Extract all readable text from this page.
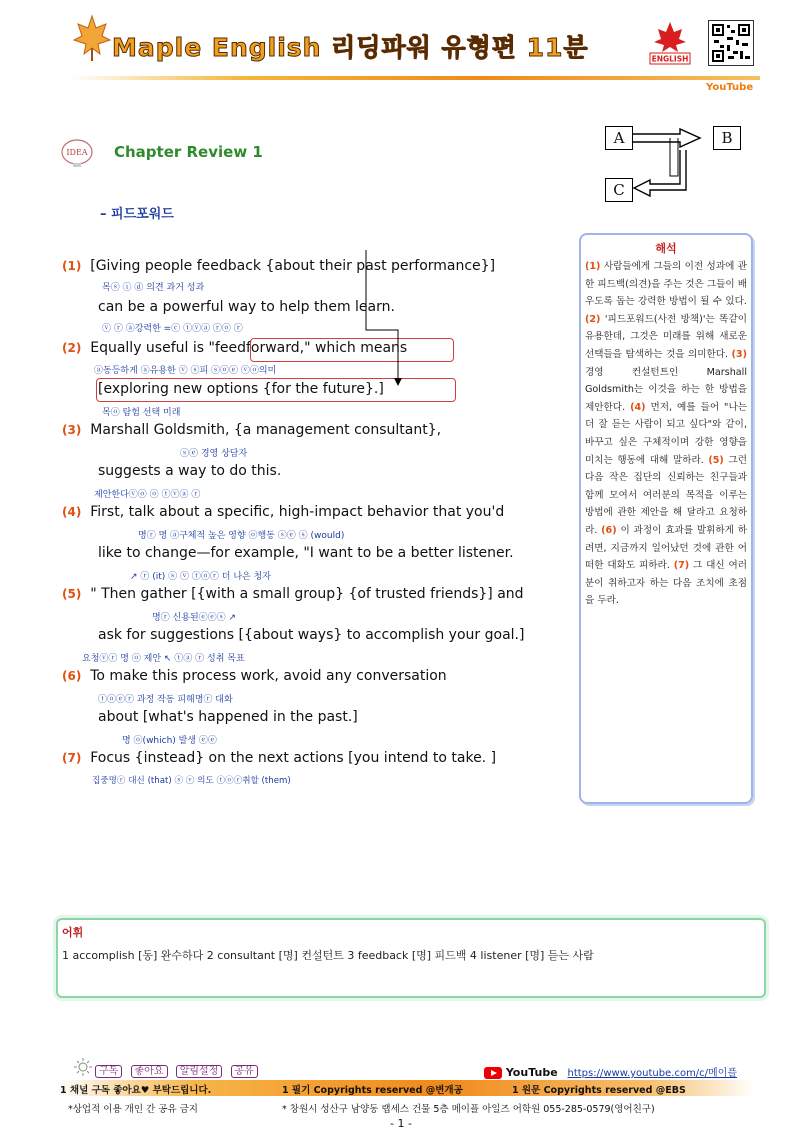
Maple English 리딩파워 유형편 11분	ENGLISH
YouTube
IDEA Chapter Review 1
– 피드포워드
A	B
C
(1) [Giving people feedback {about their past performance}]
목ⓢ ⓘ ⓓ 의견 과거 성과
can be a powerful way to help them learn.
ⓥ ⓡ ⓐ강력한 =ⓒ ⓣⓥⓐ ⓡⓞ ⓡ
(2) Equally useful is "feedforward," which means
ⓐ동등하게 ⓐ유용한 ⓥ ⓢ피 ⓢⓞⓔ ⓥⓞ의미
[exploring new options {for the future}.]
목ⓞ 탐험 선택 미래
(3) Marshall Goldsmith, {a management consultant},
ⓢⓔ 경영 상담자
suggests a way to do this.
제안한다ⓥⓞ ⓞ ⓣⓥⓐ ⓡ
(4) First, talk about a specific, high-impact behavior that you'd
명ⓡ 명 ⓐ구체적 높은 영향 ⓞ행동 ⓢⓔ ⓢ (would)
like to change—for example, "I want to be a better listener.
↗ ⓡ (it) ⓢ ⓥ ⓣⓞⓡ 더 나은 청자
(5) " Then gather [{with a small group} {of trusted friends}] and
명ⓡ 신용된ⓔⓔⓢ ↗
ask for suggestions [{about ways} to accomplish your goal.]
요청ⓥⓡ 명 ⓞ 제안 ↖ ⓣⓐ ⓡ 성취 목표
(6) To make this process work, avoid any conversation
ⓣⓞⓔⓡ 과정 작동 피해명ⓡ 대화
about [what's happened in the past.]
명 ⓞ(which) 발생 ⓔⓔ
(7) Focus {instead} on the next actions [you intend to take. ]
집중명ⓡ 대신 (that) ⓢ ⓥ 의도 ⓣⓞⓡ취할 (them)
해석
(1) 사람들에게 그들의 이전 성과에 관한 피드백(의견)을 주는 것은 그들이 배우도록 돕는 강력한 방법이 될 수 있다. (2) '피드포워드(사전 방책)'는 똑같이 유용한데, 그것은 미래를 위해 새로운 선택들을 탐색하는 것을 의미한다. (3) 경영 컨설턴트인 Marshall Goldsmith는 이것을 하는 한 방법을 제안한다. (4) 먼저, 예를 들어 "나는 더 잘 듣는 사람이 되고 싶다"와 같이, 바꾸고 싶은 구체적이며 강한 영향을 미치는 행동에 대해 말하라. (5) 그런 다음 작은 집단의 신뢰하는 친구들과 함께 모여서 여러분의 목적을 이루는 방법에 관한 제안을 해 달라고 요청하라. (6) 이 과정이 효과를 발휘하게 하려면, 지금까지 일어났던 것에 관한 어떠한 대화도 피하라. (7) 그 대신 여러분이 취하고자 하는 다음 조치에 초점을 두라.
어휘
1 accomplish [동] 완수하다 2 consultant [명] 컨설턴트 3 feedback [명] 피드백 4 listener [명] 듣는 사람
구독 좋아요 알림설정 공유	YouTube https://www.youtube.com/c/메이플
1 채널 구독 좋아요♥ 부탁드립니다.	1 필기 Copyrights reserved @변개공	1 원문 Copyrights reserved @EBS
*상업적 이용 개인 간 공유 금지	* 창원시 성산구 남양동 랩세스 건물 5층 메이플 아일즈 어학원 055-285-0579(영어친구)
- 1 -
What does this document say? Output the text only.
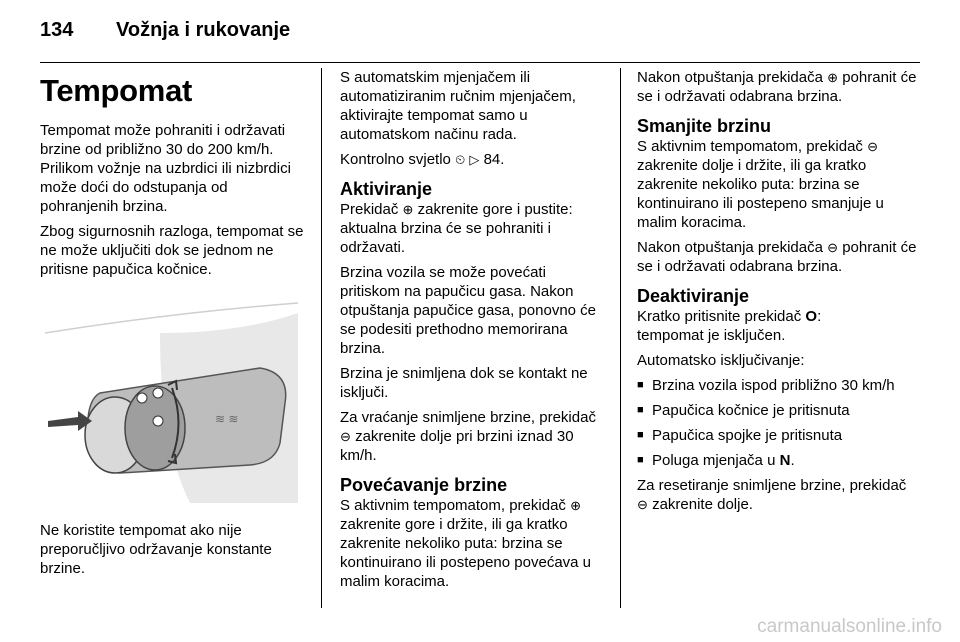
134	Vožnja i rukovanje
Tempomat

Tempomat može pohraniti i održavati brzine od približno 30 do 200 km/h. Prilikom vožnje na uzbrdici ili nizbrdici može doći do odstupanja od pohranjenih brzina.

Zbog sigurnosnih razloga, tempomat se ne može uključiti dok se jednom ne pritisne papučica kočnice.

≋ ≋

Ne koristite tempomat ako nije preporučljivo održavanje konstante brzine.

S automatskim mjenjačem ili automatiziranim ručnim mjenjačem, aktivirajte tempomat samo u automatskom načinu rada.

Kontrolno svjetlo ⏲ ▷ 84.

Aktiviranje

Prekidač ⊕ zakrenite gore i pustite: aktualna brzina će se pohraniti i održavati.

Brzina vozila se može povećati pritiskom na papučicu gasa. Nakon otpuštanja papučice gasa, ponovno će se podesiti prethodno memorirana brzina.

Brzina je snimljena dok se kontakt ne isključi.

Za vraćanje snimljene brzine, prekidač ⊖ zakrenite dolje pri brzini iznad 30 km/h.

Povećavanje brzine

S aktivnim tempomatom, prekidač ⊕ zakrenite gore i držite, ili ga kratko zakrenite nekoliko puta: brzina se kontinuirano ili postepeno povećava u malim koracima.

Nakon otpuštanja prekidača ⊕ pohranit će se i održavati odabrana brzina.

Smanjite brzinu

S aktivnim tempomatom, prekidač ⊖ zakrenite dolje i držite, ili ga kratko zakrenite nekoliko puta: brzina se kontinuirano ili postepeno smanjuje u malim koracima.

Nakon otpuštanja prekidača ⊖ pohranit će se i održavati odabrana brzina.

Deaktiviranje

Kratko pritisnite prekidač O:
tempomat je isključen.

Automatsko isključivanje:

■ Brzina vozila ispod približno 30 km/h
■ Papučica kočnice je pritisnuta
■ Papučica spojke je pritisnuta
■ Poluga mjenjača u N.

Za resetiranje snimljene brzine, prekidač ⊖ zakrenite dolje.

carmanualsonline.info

== == ==

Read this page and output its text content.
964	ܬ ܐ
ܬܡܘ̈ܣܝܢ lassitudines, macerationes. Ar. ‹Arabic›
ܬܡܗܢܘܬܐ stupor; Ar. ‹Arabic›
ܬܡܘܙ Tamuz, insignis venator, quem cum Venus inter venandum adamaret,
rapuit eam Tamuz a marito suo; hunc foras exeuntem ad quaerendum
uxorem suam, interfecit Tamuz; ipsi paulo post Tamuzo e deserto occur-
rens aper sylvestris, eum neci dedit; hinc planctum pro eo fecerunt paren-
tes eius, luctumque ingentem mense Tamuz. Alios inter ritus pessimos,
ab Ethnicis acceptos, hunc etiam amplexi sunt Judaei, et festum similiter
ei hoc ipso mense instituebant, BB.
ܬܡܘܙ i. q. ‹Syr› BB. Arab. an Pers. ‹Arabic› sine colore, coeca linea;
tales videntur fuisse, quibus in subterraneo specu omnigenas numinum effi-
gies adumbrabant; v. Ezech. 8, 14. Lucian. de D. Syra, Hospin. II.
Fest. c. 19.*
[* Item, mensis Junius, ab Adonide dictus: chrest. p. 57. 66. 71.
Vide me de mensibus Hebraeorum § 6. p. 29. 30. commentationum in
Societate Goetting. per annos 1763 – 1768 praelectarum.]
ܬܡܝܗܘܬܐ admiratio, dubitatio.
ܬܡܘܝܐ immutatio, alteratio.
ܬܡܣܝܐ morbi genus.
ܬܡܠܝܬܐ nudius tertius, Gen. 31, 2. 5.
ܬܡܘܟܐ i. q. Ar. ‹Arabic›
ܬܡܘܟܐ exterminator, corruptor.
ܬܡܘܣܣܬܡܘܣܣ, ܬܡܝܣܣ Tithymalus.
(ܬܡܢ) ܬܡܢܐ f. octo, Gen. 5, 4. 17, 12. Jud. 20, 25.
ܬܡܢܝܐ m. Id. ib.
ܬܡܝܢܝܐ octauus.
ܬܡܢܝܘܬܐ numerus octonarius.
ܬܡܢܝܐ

== == ==

> _AIM_: Which lines hold the word "page"? Copy every one of them.

> _WRITTEN ANSWER_:
Extract all readable text from this page.
Read this page and output its text content.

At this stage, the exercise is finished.